*What is asked*
Your task is to copy every line of the records below that contains "JSON".

(Stored data)
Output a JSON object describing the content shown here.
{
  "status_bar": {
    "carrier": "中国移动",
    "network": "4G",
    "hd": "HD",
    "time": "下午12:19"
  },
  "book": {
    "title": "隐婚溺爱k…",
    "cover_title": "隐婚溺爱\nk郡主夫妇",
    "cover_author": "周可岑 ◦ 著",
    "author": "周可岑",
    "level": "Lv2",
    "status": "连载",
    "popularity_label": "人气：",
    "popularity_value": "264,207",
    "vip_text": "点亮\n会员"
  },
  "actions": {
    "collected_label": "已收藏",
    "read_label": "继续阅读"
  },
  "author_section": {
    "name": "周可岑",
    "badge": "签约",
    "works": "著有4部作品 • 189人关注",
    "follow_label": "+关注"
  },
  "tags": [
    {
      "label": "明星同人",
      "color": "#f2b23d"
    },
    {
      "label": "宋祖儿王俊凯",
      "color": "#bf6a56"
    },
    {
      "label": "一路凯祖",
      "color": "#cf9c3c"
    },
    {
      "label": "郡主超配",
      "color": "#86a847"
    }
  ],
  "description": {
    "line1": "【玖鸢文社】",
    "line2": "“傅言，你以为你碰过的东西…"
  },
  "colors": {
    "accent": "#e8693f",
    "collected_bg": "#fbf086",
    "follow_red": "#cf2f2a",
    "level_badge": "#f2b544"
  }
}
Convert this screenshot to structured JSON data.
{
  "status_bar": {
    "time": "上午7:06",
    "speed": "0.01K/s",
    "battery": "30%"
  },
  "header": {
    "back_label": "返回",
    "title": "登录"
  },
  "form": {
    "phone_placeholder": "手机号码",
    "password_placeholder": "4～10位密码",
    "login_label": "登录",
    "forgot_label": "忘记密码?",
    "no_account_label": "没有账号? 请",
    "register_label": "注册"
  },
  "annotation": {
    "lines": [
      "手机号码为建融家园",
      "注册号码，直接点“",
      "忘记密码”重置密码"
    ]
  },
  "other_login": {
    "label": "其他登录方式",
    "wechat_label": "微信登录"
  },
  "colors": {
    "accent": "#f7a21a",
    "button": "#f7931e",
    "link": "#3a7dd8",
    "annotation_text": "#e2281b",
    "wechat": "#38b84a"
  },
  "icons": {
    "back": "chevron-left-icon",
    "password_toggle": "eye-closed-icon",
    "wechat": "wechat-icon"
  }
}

*The reply*
Output a JSON object describing the content shown here.
Convert this screenshot to structured JSON data.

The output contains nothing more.